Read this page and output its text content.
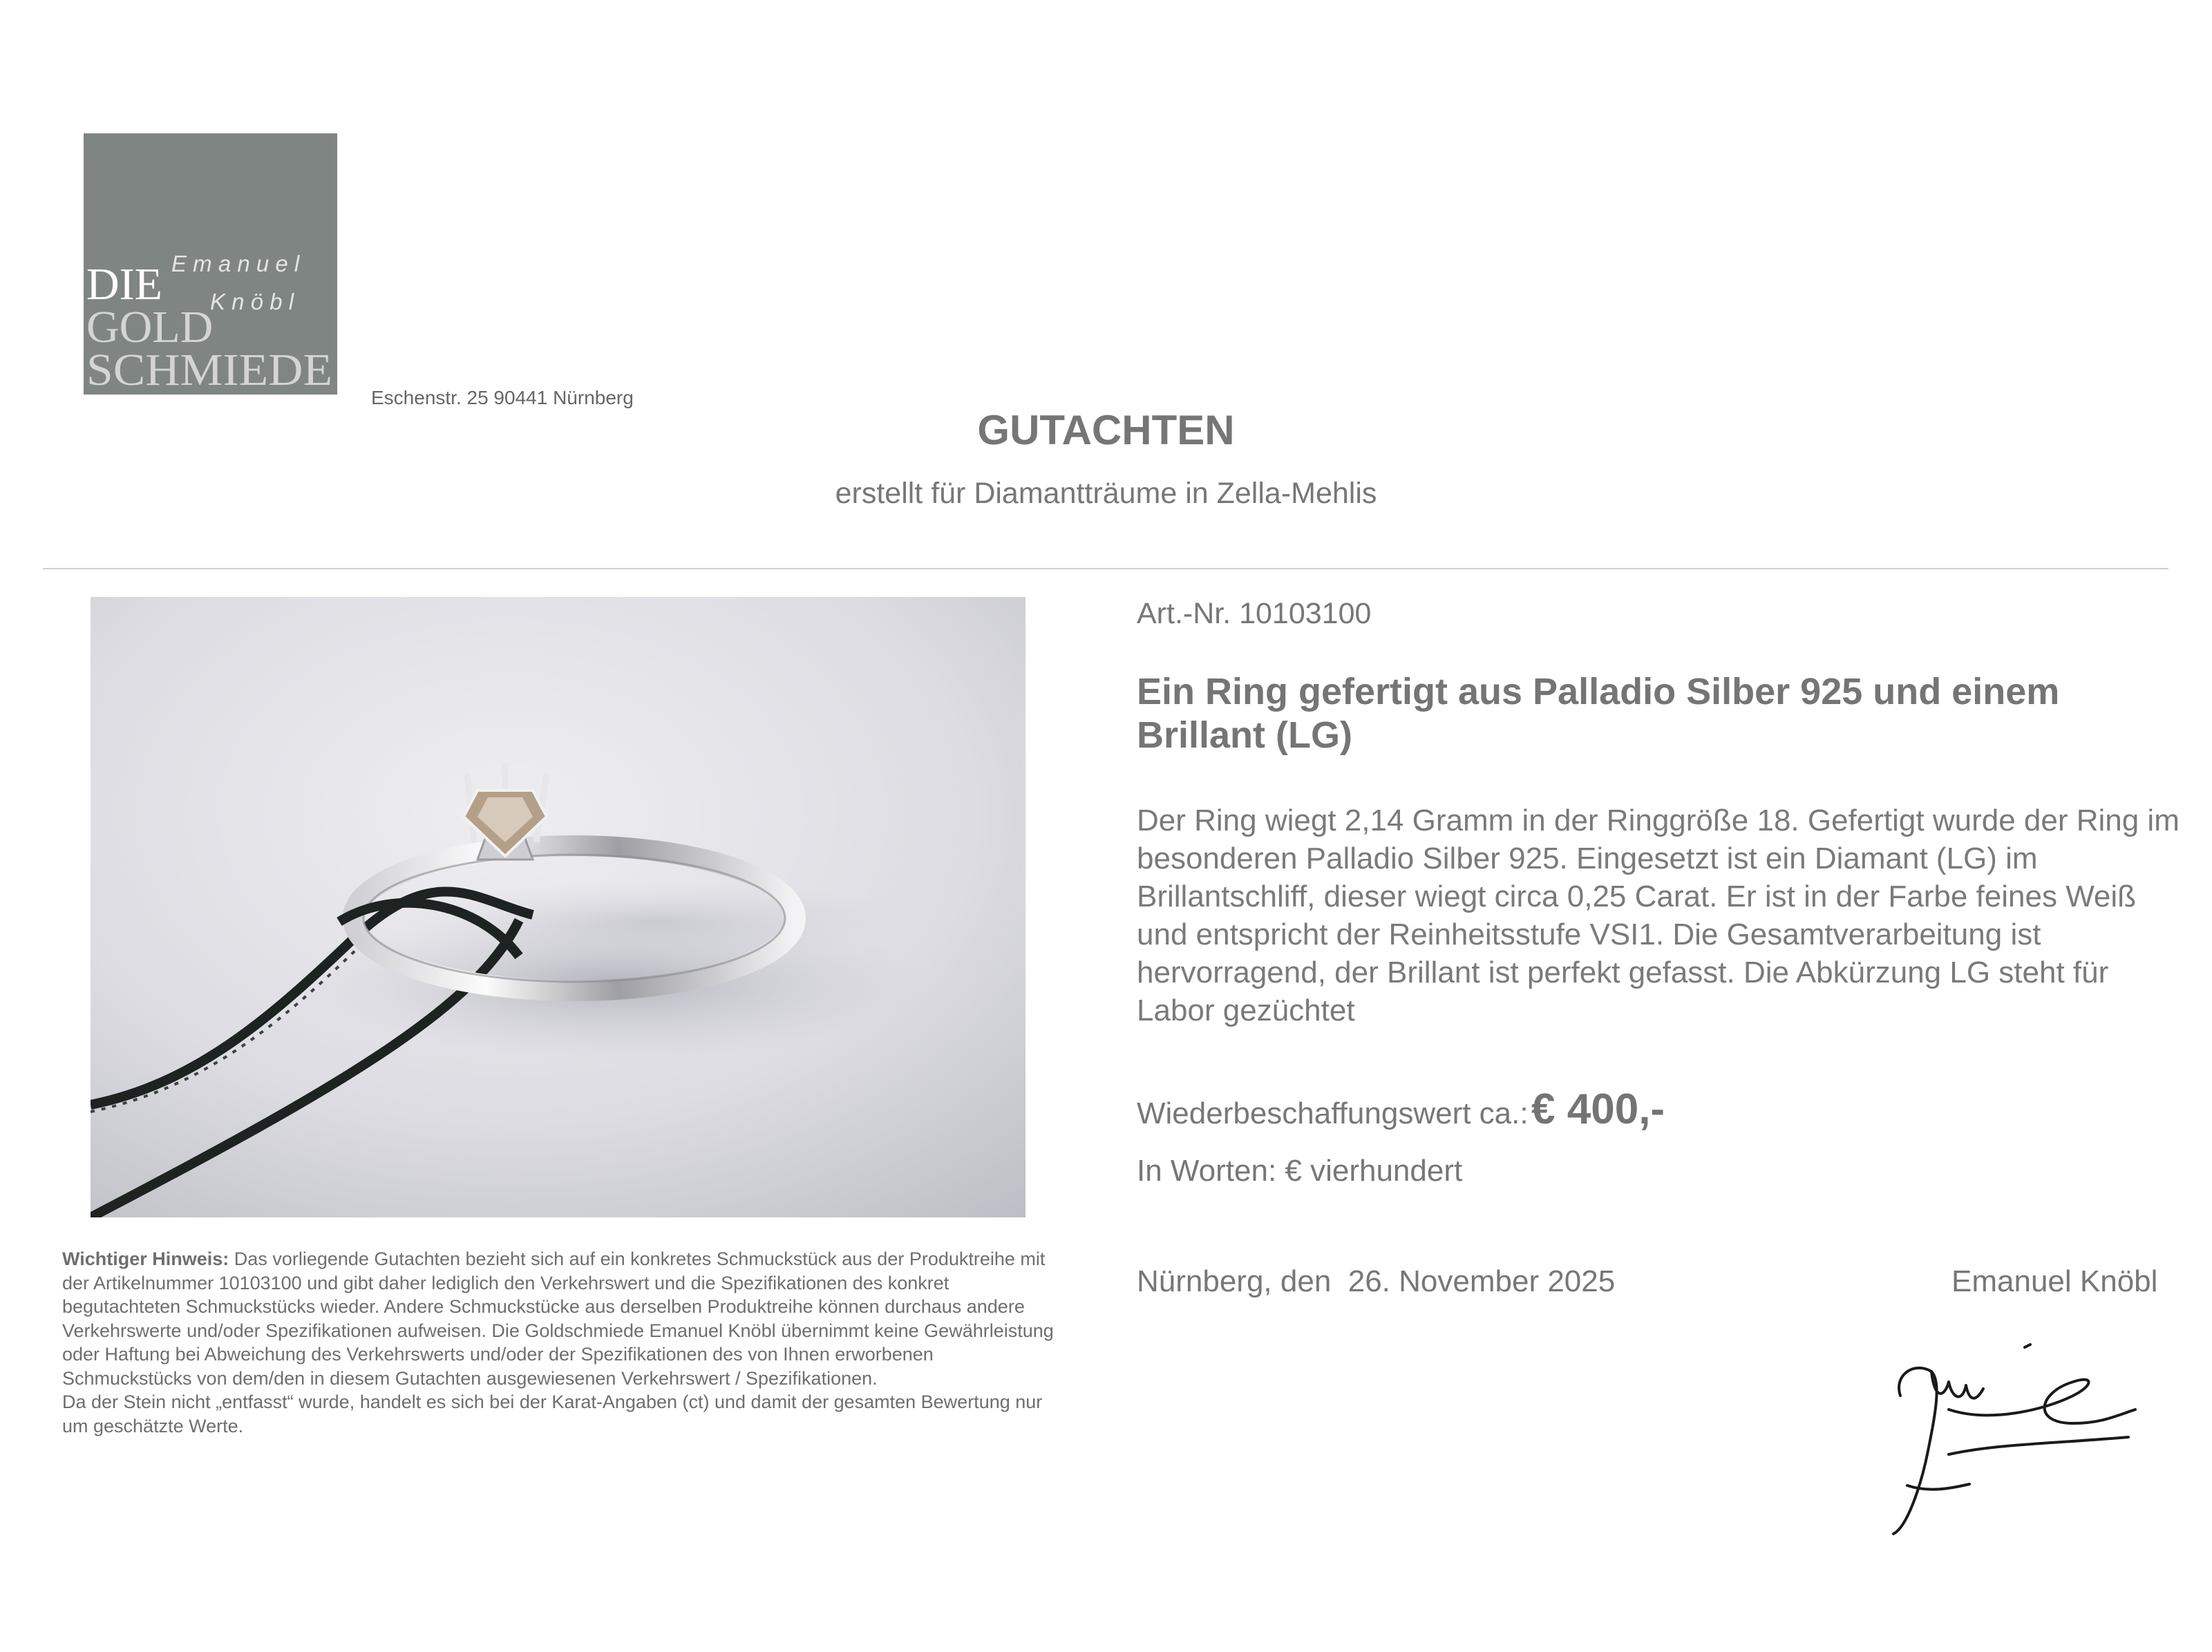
E m a n u e l
K n ö b l
DIE
GOLD
SCHMIEDE
Eschenstr. 25 90441 Nürnberg
GUTACHTEN
erstellt für Diamantträume in Zella-Mehlis
Art.-Nr. 10103100
Ein Ring gefertigt aus Palladio Silber 925 und einem Brillant (LG)
Der Ring wiegt 2,14 Gramm in der Ringgröße 18. Gefertigt wurde der Ring im besonderen Palladio Silber 925. Eingesetzt ist ein Diamant (LG) im Brillantschliff, dieser wiegt circa 0,25 Carat. Er ist in der Farbe feines Weiß und entspricht der Reinheitsstufe VSI1. Die Gesamtverarbeitung ist hervorragend, der Brillant ist perfekt gefasst. Die Abkürzung LG steht für Labor gezüchtet
Wiederbeschaffungswert ca.: € 400,-
In Worten: € vierhundert
Nürnberg, den  26. November 2025	Emanuel Knöbl
Wichtiger Hinweis: Das vorliegende Gutachten bezieht sich auf ein konkretes Schmuckstück aus der Produktreihe mit der Artikelnummer 10103100 und gibt daher lediglich den Verkehrswert und die Spezifikationen des konkret begutachteten Schmuckstücks wieder. Andere Schmuckstücke aus derselben Produktreihe können durchaus andere Verkehrswerte und/oder Spezifikationen aufweisen. Die Goldschmiede Emanuel Knöbl übernimmt keine Gewährleistung oder Haftung bei Abweichung des Verkehrswerts und/oder der Spezifikationen des von Ihnen erworbenen Schmuckstücks von dem/den in diesem Gutachten ausgewiesenen Verkehrswert / Spezifikationen.
Da der Stein nicht „entfasst“ wurde, handelt es sich bei der Karat-Angaben (ct) und damit der gesamten Bewertung nur um geschätzte Werte.
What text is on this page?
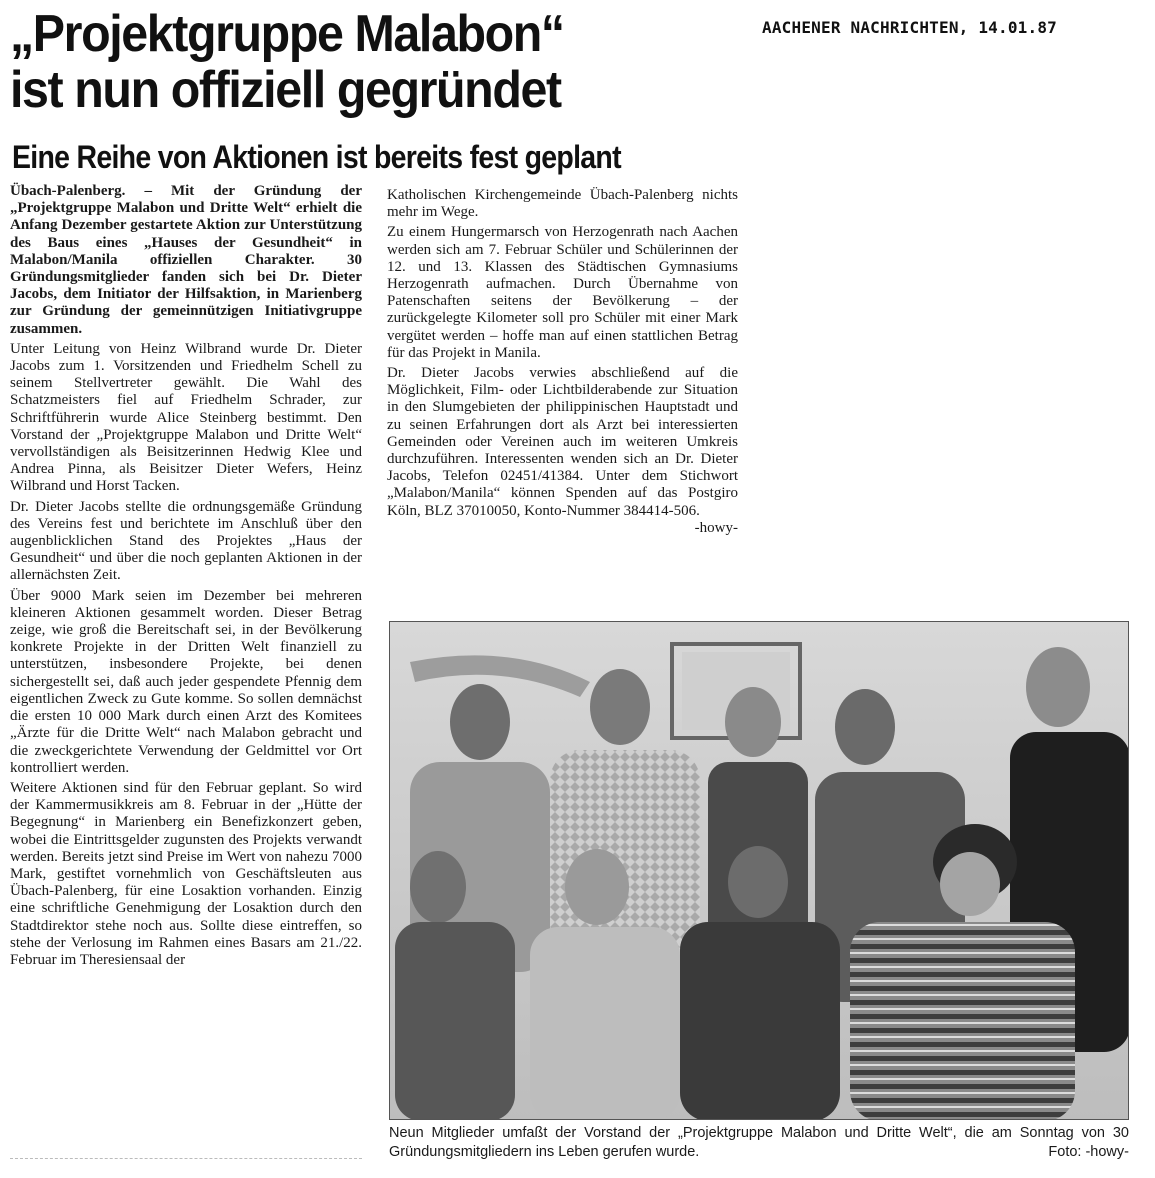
AACHENER NACHRICHTEN, 14.01.87
„Projektgruppe Malabon“
ist nun offiziell gegründet
Eine Reihe von Aktionen ist bereits fest geplant

Übach-Palenberg. – Mit der Gründung der „Projektgruppe Malabon und Dritte Welt“ erhielt die Anfang Dezember gestartete Aktion zur Unterstützung des Baus eines „Hauses der Gesundheit“ in Malabon/Manila offiziellen Charakter. 30 Gründungsmitglieder fanden sich bei Dr. Dieter Jacobs, dem Initiator der Hilfsaktion, in Marienberg zur Gründung der gemeinnützigen Initiativgruppe zusammen.

Unter Leitung von Heinz Wilbrand wurde Dr. Dieter Jacobs zum 1. Vorsitzenden und Friedhelm Schell zu seinem Stellvertreter gewählt. Die Wahl des Schatzmeisters fiel auf Friedhelm Schrader, zur Schriftführerin wurde Alice Steinberg bestimmt. Den Vorstand der „Projektgruppe Malabon und Dritte Welt“ vervollständigen als Beisitzerinnen Hedwig Klee und Andrea Pinna, als Beisitzer Dieter Wefers, Heinz Wilbrand und Horst Tacken.

Dr. Dieter Jacobs stellte die ordnungsgemäße Gründung des Vereins fest und berichtete im Anschluß über den augenblicklichen Stand des Projektes „Haus der Gesundheit“ und über die noch geplanten Aktionen in der allernächsten Zeit.

Über 9000 Mark seien im Dezember bei mehreren kleineren Aktionen gesammelt worden. Dieser Betrag zeige, wie groß die Bereitschaft sei, in der Bevölkerung konkrete Projekte in der Dritten Welt finanziell zu unterstützen, insbesondere Projekte, bei denen sichergestellt sei, daß auch jeder gespendete Pfennig dem eigentlichen Zweck zu Gute komme. So sollen demnächst die ersten 10 000 Mark durch einen Arzt des Komitees „Ärzte für die Dritte Welt“ nach Malabon gebracht und die zweckgerichtete Verwendung der Geldmittel vor Ort kontrolliert werden.

Weitere Aktionen sind für den Februar geplant. So wird der Kammermusikkreis am 8. Februar in der „Hütte der Begegnung“ in Marienberg ein Benefizkonzert geben, wobei die Eintrittsgelder zugunsten des Projekts verwandt werden. Bereits jetzt sind Preise im Wert von nahezu 7000 Mark, gestiftet vornehmlich von Geschäftsleuten aus Übach-Palenberg, für eine Losaktion vorhanden. Einzig eine schriftliche Genehmigung der Losaktion durch den Stadtdirektor stehe noch aus. Sollte diese eintreffen, so stehe der Verlosung im Rahmen eines Basars am 21./22. Februar im Theresiensaal der

Katholischen Kirchengemeinde Übach-Palenberg nichts mehr im Wege.

Zu einem Hungermarsch von Herzogenrath nach Aachen werden sich am 7. Februar Schüler und Schülerinnen der 12. und 13. Klassen des Städtischen Gymnasiums Herzogenrath aufmachen. Durch Übernahme von Patenschaften seitens der Bevölkerung – der zurückgelegte Kilometer soll pro Schüler mit einer Mark vergütet werden – hoffe man auf einen stattlichen Betrag für das Projekt in Manila.

Dr. Dieter Jacobs verwies abschließend auf die Möglichkeit, Film- oder Lichtbilderabende zur Situation in den Slumgebieten der philippinischen Hauptstadt und zu seinen Erfahrungen dort als Arzt bei interessierten Gemeinden oder Vereinen auch im weiteren Umkreis durchzuführen. Interessenten wenden sich an Dr. Dieter Jacobs, Telefon 02451/41384. Unter dem Stichwort „Malabon/Manila“ können Spenden auf das Postgiro Köln, BLZ 37010050, Konto-Nummer 384414-506.
-howy-

Neun Mitglieder umfaßt der Vorstand der „Projektgruppe Malabon und Dritte Welt“, die am Sonntag von 30 Gründungsmitgliedern ins Leben gerufen wurde.	Foto: -howy-
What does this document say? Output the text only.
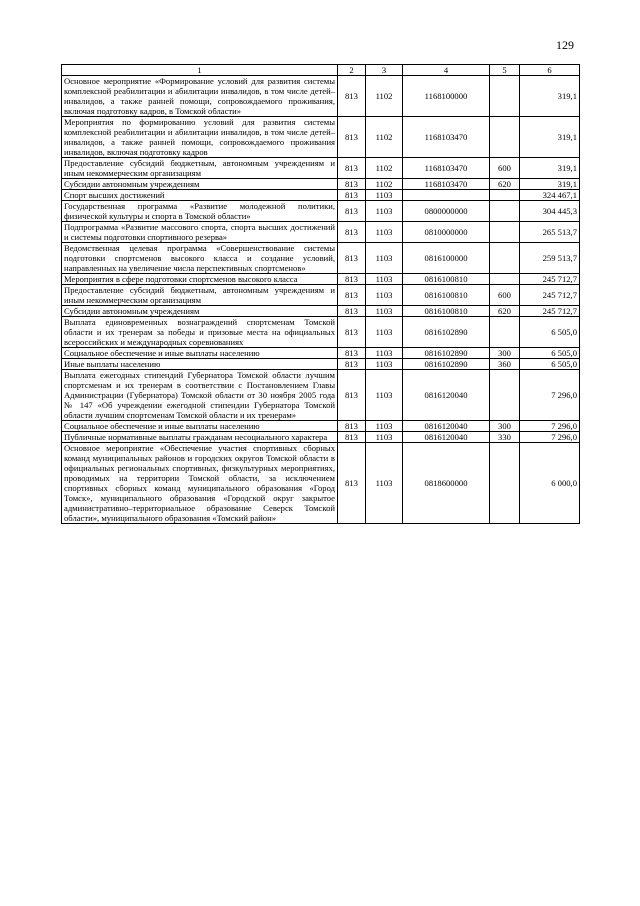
129
1	2	3	4	5	6
Основное мероприятие «Формирование условий для развития системы комплексной реабилитации и абилитации инвалидов, в том числе детей–инвалидов, а также ранней помощи, сопровождаемого проживания, включая подготовку кадров, в Томской области»	813	1102	1168100000		319,1
Мероприятия по формированию условий для развития системы комплексной реабилитации и абилитации инвалидов, в том числе детей–инвалидов, а также ранней помощи, сопровождаемого проживания инвалидов, включая подготовку кадров	813	1102	1168103470		319,1
Предоставление субсидий бюджетным, автономным учреждениям и иным некоммерческим организациям	813	1102	1168103470	600	319,1
Субсидии автономным учреждениям	813	1102	1168103470	620	319,1
Спорт высших достижений	813	1103			324 467,1
Государственная программа «Развитие молодежной политики, физической культуры и спорта в Томской области»	813	1103	0800000000		304 445,3
Подпрограмма «Развитие массового спорта, спорта высших достижений и системы подготовки спортивного резерва»	813	1103	0810000000		265 513,7
Ведомственная целевая программа «Совершенствование системы подготовки спортсменов высокого класса и создание условий, направленных на увеличение числа перспективных спортсменов»	813	1103	0816100000		259 513,7
Мероприятия в сфере подготовки спортсменов высокого класса	813	1103	0816100810		245 712,7
Предоставление субсидий бюджетным, автономным учреждениям и иным некоммерческим организациям	813	1103	0816100810	600	245 712,7
Субсидии автономным учреждениям	813	1103	0816100810	620	245 712,7
Выплата единовременных вознаграждений спортсменам Томской области и их тренерам за победы и призовые места на официальных всероссийских и международных соревнованиях	813	1103	0816102890		6 505,0
Социальное обеспечение и иные выплаты населению	813	1103	0816102890	300	6 505,0
Иные выплаты населению	813	1103	0816102890	360	6 505,0
Выплата ежегодных стипендий Губернатора Томской области лучшим спортсменам и их тренерам в соответствии с Постановлением Главы Администрации (Губернатора) Томской области от 30 ноября 2005 года № 147 «Об учреждении ежегодной стипендии Губернатора Томской области лучшим спортсменам Томской области и их тренерам»	813	1103	0816120040		7 296,0
Социальное обеспечение и иные выплаты населению	813	1103	0816120040	300	7 296,0
Публичные нормативные выплаты гражданам несоциального характера	813	1103	0816120040	330	7 296,0
Основное мероприятие «Обеспечение участия спортивных сборных команд муниципальных районов и городских округов Томской области в официальных региональных спортивных, физкультурных мероприятиях, проводимых на территории Томской области, за исключением спортивных сборных команд муниципального образования «Город Томск», муниципального образования «Городской округ закрытое административно–территориальное образование Северск Томской области», муниципального образования «Томский район»	813	1103	0818600000		6 000,0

_ _ _

## Directions
Every line that holds the string "проживания" should be returned.

## Result
Основное мероприятие «Формирование условий для развития системы комплексной реабилитации и абилитации инвалидов, в том числе детей–инвалидов, а также ранней помощи, сопровождаемого проживания, включая подготовку кадров, в Томской области»	813	1102	1168100000		319,1
Мероприятия по формированию условий для развития системы комплексной реабилитации и абилитации инвалидов, в том числе детей–инвалидов, а также ранней помощи, сопровождаемого проживания инвалидов, включая подготовку кадров	813	1102	1168103470		319,1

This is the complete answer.